● **Dataset items**:
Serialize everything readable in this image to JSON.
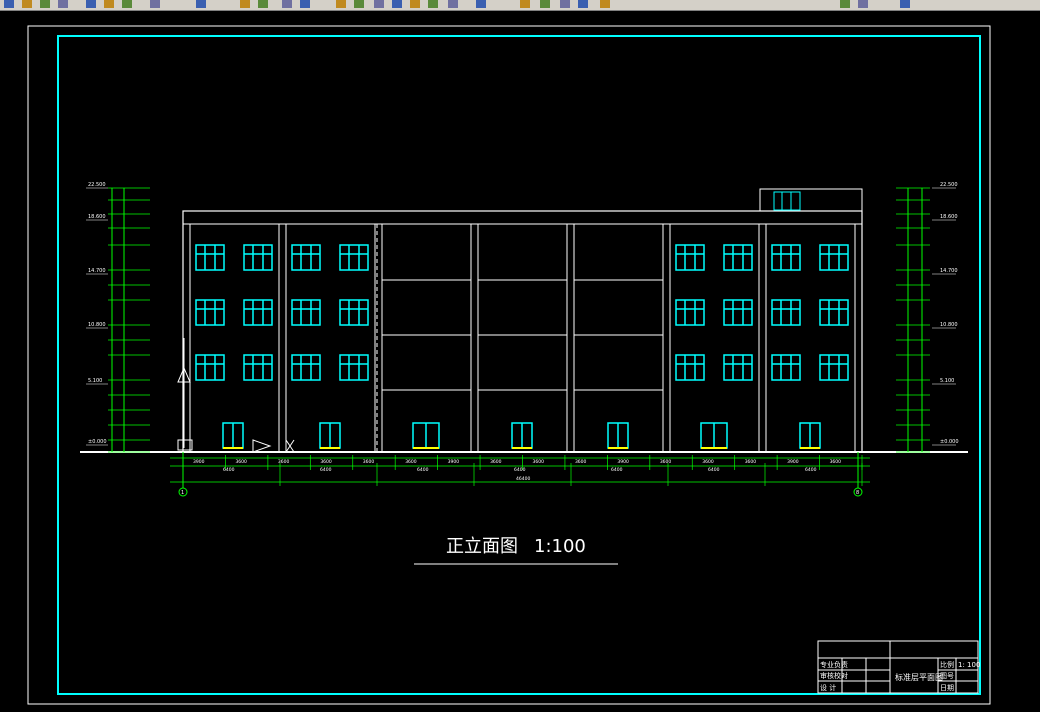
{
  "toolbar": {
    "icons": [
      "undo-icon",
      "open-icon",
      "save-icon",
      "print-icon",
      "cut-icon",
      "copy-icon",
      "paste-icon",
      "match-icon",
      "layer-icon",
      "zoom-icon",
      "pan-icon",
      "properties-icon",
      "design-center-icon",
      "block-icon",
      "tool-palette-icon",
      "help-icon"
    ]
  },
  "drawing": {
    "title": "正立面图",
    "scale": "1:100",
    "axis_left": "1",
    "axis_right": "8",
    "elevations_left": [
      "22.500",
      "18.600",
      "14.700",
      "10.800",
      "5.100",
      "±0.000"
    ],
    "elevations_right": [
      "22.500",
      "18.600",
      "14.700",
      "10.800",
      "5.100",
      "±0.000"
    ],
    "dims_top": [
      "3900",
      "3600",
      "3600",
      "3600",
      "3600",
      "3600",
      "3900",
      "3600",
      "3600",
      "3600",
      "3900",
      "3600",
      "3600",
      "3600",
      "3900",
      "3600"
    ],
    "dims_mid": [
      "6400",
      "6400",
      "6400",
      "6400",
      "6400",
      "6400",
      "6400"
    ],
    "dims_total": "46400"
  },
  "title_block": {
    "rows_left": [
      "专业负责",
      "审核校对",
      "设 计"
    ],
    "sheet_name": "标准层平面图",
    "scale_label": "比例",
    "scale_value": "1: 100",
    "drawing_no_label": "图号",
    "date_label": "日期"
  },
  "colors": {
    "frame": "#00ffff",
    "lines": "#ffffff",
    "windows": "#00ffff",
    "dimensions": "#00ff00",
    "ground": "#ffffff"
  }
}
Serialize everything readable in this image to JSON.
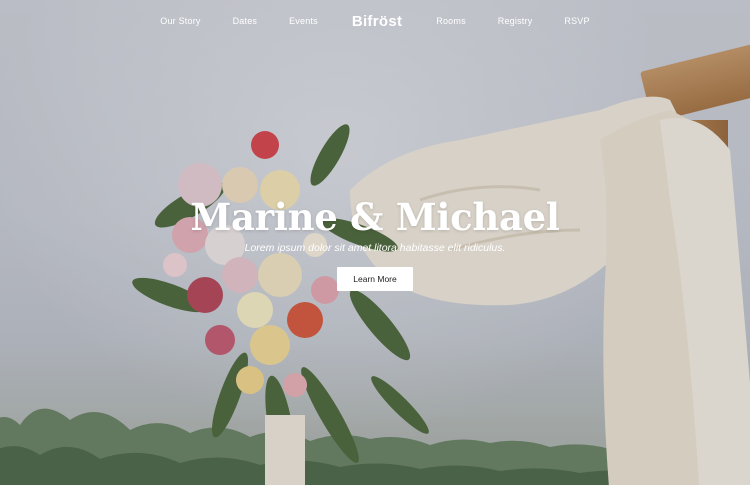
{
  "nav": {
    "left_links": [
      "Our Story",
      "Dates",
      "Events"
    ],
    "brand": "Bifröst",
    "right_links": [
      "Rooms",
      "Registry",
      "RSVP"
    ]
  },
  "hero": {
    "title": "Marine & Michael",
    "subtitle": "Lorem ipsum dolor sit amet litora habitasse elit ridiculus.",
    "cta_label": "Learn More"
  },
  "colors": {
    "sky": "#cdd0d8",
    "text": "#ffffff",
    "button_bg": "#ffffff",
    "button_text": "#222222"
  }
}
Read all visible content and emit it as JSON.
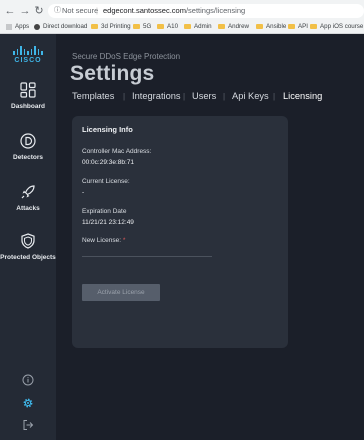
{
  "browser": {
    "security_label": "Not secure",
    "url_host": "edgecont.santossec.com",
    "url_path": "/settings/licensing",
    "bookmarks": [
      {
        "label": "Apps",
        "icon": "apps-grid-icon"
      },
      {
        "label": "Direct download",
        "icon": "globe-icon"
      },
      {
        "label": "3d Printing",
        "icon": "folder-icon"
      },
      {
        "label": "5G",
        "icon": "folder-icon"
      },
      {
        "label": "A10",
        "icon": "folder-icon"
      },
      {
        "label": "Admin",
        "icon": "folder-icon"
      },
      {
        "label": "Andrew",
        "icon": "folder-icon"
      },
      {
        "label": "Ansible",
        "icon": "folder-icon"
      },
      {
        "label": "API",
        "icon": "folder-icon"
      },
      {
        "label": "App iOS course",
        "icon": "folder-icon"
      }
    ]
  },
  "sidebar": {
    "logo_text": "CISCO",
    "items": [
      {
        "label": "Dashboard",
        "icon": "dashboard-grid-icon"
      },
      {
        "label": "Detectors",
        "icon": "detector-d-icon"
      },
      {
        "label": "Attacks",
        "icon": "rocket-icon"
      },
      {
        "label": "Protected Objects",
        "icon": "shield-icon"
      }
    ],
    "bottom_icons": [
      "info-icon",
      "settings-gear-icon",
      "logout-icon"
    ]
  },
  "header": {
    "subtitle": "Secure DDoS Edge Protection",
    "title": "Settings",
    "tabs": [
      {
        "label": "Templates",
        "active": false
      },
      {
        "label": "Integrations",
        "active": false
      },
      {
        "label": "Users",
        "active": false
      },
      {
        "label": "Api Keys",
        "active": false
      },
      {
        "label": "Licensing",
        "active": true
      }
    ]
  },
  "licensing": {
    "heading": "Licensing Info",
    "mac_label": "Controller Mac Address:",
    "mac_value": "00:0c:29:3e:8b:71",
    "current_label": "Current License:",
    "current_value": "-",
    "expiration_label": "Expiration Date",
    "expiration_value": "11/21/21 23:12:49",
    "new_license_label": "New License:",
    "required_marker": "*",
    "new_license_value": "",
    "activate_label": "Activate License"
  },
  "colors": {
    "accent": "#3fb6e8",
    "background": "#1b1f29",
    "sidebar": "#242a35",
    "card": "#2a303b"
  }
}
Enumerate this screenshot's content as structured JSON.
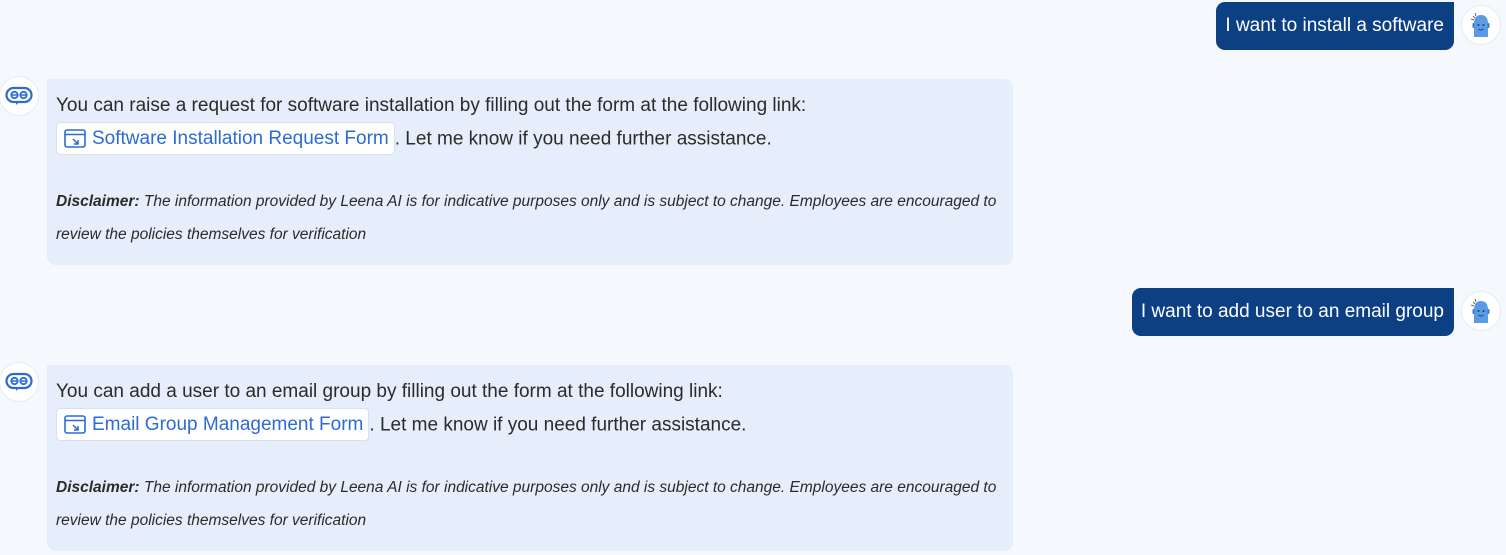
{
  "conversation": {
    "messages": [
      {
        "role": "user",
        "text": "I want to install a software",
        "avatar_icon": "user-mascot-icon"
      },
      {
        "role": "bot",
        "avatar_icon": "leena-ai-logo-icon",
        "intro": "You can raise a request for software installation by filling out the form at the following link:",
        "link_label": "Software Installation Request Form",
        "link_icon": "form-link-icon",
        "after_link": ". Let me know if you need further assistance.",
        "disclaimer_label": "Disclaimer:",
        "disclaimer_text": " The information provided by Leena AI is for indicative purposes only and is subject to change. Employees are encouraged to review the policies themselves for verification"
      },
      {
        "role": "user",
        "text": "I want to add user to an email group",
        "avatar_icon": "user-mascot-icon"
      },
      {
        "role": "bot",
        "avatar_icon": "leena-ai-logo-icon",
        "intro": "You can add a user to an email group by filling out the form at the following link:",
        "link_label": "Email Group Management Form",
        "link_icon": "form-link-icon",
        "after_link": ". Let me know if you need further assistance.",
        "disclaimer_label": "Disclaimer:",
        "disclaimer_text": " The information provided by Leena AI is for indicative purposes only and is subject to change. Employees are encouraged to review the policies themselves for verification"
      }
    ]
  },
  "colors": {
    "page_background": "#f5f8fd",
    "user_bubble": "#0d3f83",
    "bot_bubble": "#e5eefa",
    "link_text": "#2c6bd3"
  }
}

● **Exercise details**:
Leave the images out and output the remaining material exactly as it stands.

● **Expected answer**:
Serialize everything readable in this image to JSON.
{
  "toolbar": {
    "icons": [
      "undo-icon",
      "open-icon",
      "save-icon",
      "print-icon",
      "cut-icon",
      "copy-icon",
      "paste-icon",
      "match-icon",
      "layer-icon",
      "zoom-icon",
      "pan-icon",
      "properties-icon",
      "design-center-icon",
      "block-icon",
      "tool-palette-icon",
      "help-icon"
    ]
  },
  "drawing": {
    "title": "正立面图",
    "scale": "1:100",
    "axis_left": "1",
    "axis_right": "8",
    "elevations_left": [
      "22.500",
      "18.600",
      "14.700",
      "10.800",
      "5.100",
      "±0.000"
    ],
    "elevations_right": [
      "22.500",
      "18.600",
      "14.700",
      "10.800",
      "5.100",
      "±0.000"
    ],
    "dims_top": [
      "3900",
      "3600",
      "3600",
      "3600",
      "3600",
      "3600",
      "3900",
      "3600",
      "3600",
      "3600",
      "3900",
      "3600",
      "3600",
      "3600",
      "3900",
      "3600"
    ],
    "dims_mid": [
      "6400",
      "6400",
      "6400",
      "6400",
      "6400",
      "6400",
      "6400"
    ],
    "dims_total": "46400"
  },
  "title_block": {
    "rows_left": [
      "专业负责",
      "审核校对",
      "设 计"
    ],
    "sheet_name": "标准层平面图",
    "scale_label": "比例",
    "scale_value": "1: 100",
    "drawing_no_label": "图号",
    "date_label": "日期"
  },
  "colors": {
    "frame": "#00ffff",
    "lines": "#ffffff",
    "windows": "#00ffff",
    "dimensions": "#00ff00",
    "ground": "#ffffff"
  }
}
Serialize everything readable in this image to JSON.
{
  "nav": {
    "left_links": [
      "Our Story",
      "Dates",
      "Events"
    ],
    "brand": "Bifröst",
    "right_links": [
      "Rooms",
      "Registry",
      "RSVP"
    ]
  },
  "hero": {
    "title": "Marine & Michael",
    "subtitle": "Lorem ipsum dolor sit amet litora habitasse elit ridiculus.",
    "cta_label": "Learn More"
  },
  "colors": {
    "sky": "#cdd0d8",
    "text": "#ffffff",
    "button_bg": "#ffffff",
    "button_text": "#222222"
  }
}
Read all visible content and emit it as JSON.
{
  "browser": {
    "security_label": "Not secure",
    "url_host": "edgecont.santossec.com",
    "url_path": "/settings/licensing",
    "bookmarks": [
      {
        "label": "Apps",
        "icon": "apps-grid-icon"
      },
      {
        "label": "Direct download",
        "icon": "globe-icon"
      },
      {
        "label": "3d Printing",
        "icon": "folder-icon"
      },
      {
        "label": "5G",
        "icon": "folder-icon"
      },
      {
        "label": "A10",
        "icon": "folder-icon"
      },
      {
        "label": "Admin",
        "icon": "folder-icon"
      },
      {
        "label": "Andrew",
        "icon": "folder-icon"
      },
      {
        "label": "Ansible",
        "icon": "folder-icon"
      },
      {
        "label": "API",
        "icon": "folder-icon"
      },
      {
        "label": "App iOS course",
        "icon": "folder-icon"
      }
    ]
  },
  "sidebar": {
    "logo_text": "CISCO",
    "items": [
      {
        "label": "Dashboard",
        "icon": "dashboard-grid-icon"
      },
      {
        "label": "Detectors",
        "icon": "detector-d-icon"
      },
      {
        "label": "Attacks",
        "icon": "rocket-icon"
      },
      {
        "label": "Protected Objects",
        "icon": "shield-icon"
      }
    ],
    "bottom_icons": [
      "info-icon",
      "settings-gear-icon",
      "logout-icon"
    ]
  },
  "header": {
    "subtitle": "Secure DDoS Edge Protection",
    "title": "Settings",
    "tabs": [
      {
        "label": "Templates",
        "active": false
      },
      {
        "label": "Integrations",
        "active": false
      },
      {
        "label": "Users",
        "active": false
      },
      {
        "label": "Api Keys",
        "active": false
      },
      {
        "label": "Licensing",
        "active": true
      }
    ]
  },
  "licensing": {
    "heading": "Licensing Info",
    "mac_label": "Controller Mac Address:",
    "mac_value": "00:0c:29:3e:8b:71",
    "current_label": "Current License:",
    "current_value": "-",
    "expiration_label": "Expiration Date",
    "expiration_value": "11/21/21 23:12:49",
    "new_license_label": "New License:",
    "required_marker": "*",
    "new_license_value": "",
    "activate_label": "Activate License"
  },
  "colors": {
    "accent": "#3fb6e8",
    "background": "#1b1f29",
    "sidebar": "#242a35",
    "card": "#2a303b"
  }
}
Enumerate this screenshot's content as structured JSON.
{
  "conversation": {
    "messages": [
      {
        "role": "user",
        "text": "I want to install a software",
        "avatar_icon": "user-mascot-icon"
      },
      {
        "role": "bot",
        "avatar_icon": "leena-ai-logo-icon",
        "intro": "You can raise a request for software installation by filling out the form at the following link:",
        "link_label": "Software Installation Request Form",
        "link_icon": "form-link-icon",
        "after_link": ". Let me know if you need further assistance.",
        "disclaimer_label": "Disclaimer:",
        "disclaimer_text": " The information provided by Leena AI is for indicative purposes only and is subject to change. Employees are encouraged to review the policies themselves for verification"
      },
      {
        "role": "user",
        "text": "I want to add user to an email group",
        "avatar_icon": "user-mascot-icon"
      },
      {
        "role": "bot",
        "avatar_icon": "leena-ai-logo-icon",
        "intro": "You can add a user to an email group by filling out the form at the following link:",
        "link_label": "Email Group Management Form",
        "link_icon": "form-link-icon",
        "after_link": ". Let me know if you need further assistance.",
        "disclaimer_label": "Disclaimer:",
        "disclaimer_text": " The information provided by Leena AI is for indicative purposes only and is subject to change. Employees are encouraged to review the policies themselves for verification"
      }
    ]
  },
  "colors": {
    "page_background": "#f5f8fd",
    "user_bubble": "#0d3f83",
    "bot_bubble": "#e5eefa",
    "link_text": "#2c6bd3"
  }
}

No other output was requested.